- Records
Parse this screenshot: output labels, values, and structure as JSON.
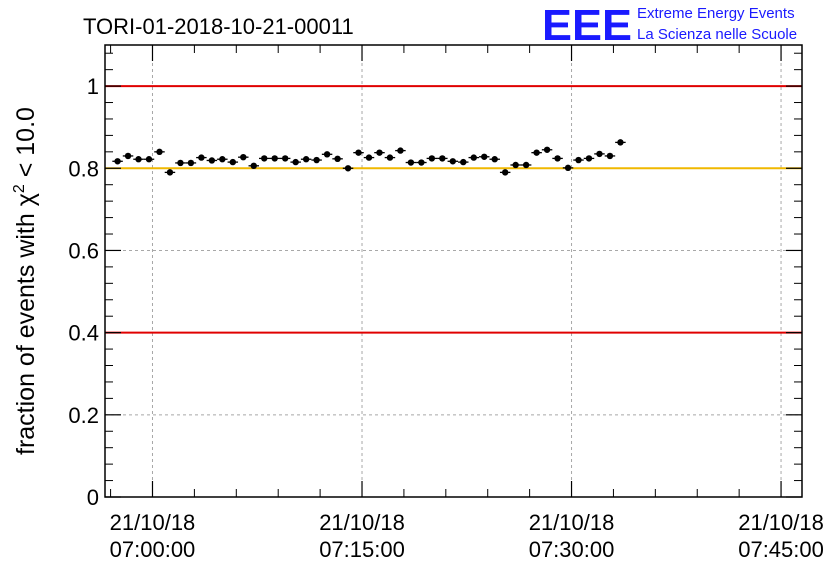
{
  "chart_data": {
    "type": "scatter",
    "title": "TORI-01-2018-10-21-00011",
    "xlabel": "",
    "ylabel_prefix": "fraction of events with ",
    "ylabel_symbol": "χ",
    "ylabel_exponent": "2",
    "ylabel_suffix": " < 10.0",
    "ylim": [
      0,
      1.1
    ],
    "xlim_minutes": [
      -3.4,
      46.5
    ],
    "yticks": [
      {
        "value": 0,
        "label": "0"
      },
      {
        "value": 0.2,
        "label": "0.2"
      },
      {
        "value": 0.4,
        "label": "0.4"
      },
      {
        "value": 0.6,
        "label": "0.6"
      },
      {
        "value": 0.8,
        "label": "0.8"
      },
      {
        "value": 1.0,
        "label": "1"
      }
    ],
    "xticks": [
      {
        "minutes": 0,
        "date": "21/10/18",
        "time": "07:00:00"
      },
      {
        "minutes": 15,
        "date": "21/10/18",
        "time": "07:15:00"
      },
      {
        "minutes": 30,
        "date": "21/10/18",
        "time": "07:30:00"
      },
      {
        "minutes": 45,
        "date": "21/10/18",
        "time": "07:45:00"
      }
    ],
    "reference_lines": [
      {
        "value": 1.0,
        "color": "#e00000"
      },
      {
        "value": 0.8,
        "color": "#f0b800"
      },
      {
        "value": 0.4,
        "color": "#e00000"
      }
    ],
    "grid": true,
    "marker_color": "#000000",
    "series": [
      {
        "name": "fraction",
        "x_start_minutes": -2.5,
        "x_step_minutes": 0.75,
        "y_error": 0.006,
        "values": [
          0.817,
          0.83,
          0.822,
          0.822,
          0.84,
          0.79,
          0.813,
          0.813,
          0.826,
          0.819,
          0.822,
          0.815,
          0.827,
          0.806,
          0.824,
          0.824,
          0.824,
          0.815,
          0.822,
          0.82,
          0.834,
          0.823,
          0.8,
          0.838,
          0.826,
          0.838,
          0.826,
          0.843,
          0.814,
          0.814,
          0.824,
          0.824,
          0.817,
          0.815,
          0.826,
          0.828,
          0.822,
          0.79,
          0.808,
          0.808,
          0.838,
          0.845,
          0.824,
          0.801,
          0.82,
          0.824,
          0.835,
          0.83,
          0.863
        ]
      }
    ]
  },
  "logo": {
    "mark": "EEE",
    "line1": "Extreme Energy Events",
    "line2": "La Scienza nelle Scuole",
    "color": "#1a1aff"
  }
}
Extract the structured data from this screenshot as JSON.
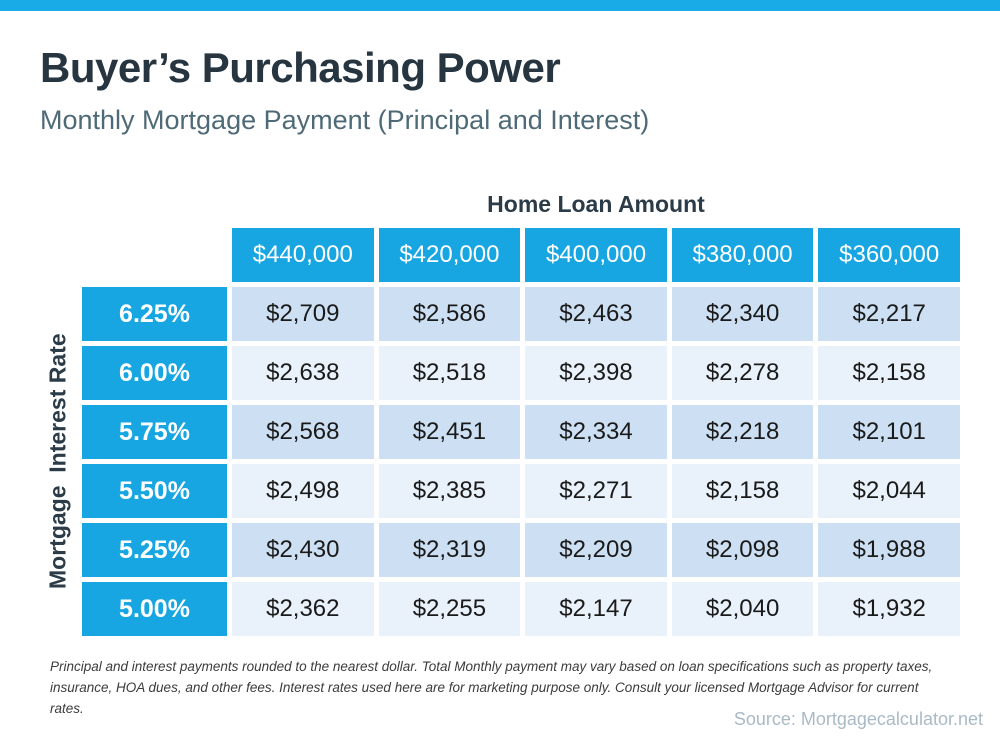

- Problem to solve
Scan the listing above for the word "this" and copy every line that holds it.

- Final answer
Parse this screenshot: output labels, values, and structure as JSON.
Extract the structured data from this screenshot as JSON.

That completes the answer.